_AIM_: How many lines of the data hold the word "thumb"? State the number and nothing else.

── INPUT RECORDS ──

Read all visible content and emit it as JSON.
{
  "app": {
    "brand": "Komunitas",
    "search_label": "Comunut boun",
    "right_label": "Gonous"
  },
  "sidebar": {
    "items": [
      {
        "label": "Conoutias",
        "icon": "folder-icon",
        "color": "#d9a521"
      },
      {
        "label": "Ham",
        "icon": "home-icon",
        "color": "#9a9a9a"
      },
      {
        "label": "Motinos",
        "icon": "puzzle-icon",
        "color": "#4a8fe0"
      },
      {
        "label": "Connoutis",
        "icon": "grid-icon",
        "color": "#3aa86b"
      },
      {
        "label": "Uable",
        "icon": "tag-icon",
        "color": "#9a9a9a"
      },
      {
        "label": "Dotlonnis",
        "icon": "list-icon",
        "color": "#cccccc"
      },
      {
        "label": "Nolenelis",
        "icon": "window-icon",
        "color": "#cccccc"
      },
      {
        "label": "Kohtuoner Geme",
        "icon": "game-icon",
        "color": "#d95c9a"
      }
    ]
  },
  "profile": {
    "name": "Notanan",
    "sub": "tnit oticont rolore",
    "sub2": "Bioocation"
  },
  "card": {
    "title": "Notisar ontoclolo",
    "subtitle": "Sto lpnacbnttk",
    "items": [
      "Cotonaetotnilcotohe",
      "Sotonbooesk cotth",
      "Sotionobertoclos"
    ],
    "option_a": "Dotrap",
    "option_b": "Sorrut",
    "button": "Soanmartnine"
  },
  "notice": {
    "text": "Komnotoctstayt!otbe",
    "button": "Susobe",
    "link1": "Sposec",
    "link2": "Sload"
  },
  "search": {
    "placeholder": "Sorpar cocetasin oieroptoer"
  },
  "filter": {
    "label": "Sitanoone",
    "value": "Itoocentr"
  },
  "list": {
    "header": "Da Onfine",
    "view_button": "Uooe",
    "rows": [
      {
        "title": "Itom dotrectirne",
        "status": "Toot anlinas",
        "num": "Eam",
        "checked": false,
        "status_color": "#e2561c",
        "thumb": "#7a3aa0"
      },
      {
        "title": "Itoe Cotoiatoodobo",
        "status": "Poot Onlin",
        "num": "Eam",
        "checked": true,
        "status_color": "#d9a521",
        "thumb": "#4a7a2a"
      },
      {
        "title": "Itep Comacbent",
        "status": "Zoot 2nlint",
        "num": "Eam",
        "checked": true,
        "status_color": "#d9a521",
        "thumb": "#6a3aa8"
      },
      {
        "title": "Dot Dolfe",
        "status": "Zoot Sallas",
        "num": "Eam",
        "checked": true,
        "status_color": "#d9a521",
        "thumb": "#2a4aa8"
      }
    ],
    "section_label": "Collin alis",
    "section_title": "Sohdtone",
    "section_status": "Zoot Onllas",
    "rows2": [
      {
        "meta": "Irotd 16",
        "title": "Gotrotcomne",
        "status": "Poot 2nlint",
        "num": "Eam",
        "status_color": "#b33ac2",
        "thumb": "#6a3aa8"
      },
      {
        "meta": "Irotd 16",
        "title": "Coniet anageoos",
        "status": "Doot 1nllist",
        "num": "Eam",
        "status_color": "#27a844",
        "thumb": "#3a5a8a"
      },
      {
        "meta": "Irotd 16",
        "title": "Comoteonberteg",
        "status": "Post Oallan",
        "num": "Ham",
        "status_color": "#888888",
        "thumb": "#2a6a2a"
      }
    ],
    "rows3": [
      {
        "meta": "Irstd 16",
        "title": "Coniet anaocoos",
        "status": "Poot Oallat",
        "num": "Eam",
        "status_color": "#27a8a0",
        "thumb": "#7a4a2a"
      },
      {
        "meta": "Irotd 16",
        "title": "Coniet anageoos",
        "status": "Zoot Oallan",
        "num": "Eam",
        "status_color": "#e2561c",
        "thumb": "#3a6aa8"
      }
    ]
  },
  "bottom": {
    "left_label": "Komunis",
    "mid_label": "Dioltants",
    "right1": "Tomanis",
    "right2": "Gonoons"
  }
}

───

_TASK RESULT_: 9